◆ What you have to do: Count how many lines in this material contain "这些词语". The answer is that number alone.

◆ Data to use:
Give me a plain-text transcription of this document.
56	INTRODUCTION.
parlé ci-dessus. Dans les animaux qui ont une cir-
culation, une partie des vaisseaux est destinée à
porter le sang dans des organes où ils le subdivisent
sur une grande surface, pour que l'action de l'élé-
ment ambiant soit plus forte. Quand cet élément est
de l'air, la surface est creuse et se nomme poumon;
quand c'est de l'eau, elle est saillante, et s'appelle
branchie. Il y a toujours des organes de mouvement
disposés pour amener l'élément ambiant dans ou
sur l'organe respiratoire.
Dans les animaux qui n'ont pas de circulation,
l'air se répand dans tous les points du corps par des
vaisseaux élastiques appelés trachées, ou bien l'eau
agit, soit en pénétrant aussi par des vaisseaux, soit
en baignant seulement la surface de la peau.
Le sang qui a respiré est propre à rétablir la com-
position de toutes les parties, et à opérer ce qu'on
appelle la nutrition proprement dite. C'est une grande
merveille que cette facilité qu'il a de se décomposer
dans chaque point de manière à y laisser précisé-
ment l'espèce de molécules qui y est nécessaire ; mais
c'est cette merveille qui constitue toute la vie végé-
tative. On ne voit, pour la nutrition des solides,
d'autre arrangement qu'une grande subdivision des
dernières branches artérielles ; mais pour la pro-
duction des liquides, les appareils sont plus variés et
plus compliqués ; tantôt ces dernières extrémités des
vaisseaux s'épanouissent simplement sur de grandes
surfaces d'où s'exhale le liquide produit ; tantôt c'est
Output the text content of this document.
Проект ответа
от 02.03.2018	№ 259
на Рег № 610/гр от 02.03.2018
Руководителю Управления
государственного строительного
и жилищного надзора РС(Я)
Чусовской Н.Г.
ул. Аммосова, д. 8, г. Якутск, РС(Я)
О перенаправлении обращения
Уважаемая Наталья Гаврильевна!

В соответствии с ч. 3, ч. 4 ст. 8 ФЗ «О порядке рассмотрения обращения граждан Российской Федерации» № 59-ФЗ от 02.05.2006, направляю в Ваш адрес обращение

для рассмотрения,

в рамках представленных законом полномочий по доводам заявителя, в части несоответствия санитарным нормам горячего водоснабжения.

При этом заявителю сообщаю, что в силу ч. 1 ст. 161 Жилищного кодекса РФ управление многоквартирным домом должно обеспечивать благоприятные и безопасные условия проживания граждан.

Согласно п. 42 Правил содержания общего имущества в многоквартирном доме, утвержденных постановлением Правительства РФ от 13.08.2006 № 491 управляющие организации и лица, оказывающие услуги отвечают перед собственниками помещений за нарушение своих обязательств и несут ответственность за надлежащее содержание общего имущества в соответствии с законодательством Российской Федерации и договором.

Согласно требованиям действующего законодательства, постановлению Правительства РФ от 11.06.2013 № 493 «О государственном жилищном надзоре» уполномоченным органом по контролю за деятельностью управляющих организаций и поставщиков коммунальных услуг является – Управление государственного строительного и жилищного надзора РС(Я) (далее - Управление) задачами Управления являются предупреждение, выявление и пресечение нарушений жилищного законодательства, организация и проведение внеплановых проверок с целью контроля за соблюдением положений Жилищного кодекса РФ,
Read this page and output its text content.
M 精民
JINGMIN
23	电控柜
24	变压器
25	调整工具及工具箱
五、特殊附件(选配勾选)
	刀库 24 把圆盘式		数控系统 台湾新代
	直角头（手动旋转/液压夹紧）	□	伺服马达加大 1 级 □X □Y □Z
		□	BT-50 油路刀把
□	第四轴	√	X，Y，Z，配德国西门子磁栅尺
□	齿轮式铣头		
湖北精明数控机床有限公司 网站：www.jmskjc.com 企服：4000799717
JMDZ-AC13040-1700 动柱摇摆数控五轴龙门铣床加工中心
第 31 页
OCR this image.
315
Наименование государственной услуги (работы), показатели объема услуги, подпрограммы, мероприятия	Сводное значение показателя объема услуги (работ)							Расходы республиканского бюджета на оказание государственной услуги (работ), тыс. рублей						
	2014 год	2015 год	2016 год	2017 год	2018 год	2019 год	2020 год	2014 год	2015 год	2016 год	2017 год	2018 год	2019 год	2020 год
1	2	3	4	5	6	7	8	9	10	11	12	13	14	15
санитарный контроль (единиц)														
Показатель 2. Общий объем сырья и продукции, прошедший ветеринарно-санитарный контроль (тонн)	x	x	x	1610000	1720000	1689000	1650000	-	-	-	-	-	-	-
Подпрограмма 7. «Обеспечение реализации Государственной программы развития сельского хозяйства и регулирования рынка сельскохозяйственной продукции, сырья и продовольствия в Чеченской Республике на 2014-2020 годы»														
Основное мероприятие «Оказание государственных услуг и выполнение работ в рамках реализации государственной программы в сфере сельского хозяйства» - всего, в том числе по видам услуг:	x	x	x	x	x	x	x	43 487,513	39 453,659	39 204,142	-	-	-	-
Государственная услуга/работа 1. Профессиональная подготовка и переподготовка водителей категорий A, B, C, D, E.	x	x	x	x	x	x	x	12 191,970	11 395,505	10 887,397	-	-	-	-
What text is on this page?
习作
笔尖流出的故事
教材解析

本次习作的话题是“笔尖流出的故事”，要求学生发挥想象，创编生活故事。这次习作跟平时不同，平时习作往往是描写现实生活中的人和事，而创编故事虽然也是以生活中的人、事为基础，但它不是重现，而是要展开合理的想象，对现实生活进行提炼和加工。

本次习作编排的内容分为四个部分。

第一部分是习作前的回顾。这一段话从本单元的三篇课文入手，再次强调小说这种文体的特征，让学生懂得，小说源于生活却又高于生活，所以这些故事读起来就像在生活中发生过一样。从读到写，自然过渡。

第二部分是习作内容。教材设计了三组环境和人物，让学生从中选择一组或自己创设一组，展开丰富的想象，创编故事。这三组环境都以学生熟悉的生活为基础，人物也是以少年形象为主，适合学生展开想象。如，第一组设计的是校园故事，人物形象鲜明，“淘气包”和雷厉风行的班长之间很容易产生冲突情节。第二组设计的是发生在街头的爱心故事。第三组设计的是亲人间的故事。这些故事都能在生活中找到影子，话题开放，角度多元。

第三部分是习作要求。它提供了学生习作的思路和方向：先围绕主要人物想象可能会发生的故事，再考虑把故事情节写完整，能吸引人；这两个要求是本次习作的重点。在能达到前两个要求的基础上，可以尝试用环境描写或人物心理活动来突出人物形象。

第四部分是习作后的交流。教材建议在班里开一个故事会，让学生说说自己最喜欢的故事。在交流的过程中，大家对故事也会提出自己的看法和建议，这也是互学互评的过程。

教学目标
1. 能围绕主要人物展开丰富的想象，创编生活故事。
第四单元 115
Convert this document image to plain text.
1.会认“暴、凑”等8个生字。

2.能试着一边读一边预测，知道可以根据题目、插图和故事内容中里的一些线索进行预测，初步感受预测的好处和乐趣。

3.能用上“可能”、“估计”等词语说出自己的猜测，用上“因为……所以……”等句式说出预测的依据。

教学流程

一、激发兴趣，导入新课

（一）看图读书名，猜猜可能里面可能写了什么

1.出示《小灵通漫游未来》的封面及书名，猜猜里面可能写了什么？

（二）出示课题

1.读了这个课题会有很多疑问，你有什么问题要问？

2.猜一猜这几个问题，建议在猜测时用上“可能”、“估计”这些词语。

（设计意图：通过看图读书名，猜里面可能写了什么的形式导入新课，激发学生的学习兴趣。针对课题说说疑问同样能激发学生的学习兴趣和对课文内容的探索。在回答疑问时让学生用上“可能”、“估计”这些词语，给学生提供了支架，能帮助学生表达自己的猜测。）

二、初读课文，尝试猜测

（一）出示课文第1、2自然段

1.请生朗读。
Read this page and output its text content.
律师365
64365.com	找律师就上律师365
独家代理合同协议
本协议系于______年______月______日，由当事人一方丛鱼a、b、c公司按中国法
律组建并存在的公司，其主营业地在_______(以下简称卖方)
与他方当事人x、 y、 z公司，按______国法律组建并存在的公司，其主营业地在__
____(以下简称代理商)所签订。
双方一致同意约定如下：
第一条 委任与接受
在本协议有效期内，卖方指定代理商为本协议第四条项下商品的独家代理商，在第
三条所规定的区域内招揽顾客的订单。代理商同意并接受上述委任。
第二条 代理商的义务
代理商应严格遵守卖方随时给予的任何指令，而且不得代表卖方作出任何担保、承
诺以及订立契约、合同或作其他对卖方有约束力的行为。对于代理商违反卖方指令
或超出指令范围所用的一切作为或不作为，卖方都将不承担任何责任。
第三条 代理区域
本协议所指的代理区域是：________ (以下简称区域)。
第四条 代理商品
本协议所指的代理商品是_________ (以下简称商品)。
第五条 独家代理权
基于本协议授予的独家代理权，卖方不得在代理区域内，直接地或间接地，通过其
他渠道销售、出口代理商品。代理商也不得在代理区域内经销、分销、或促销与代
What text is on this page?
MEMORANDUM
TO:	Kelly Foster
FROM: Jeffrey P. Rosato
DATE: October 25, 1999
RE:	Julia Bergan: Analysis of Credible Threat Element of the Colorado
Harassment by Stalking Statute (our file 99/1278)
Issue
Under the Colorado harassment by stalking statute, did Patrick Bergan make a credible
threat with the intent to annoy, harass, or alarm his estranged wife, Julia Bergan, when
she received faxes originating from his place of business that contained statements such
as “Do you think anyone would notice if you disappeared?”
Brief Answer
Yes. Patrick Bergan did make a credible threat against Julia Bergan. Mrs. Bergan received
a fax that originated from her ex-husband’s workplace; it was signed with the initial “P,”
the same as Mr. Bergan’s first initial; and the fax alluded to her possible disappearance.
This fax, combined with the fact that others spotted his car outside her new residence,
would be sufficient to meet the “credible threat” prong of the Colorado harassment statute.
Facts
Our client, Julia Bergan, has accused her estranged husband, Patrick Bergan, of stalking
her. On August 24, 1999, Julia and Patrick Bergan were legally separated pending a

◆ Answer to the problem: 2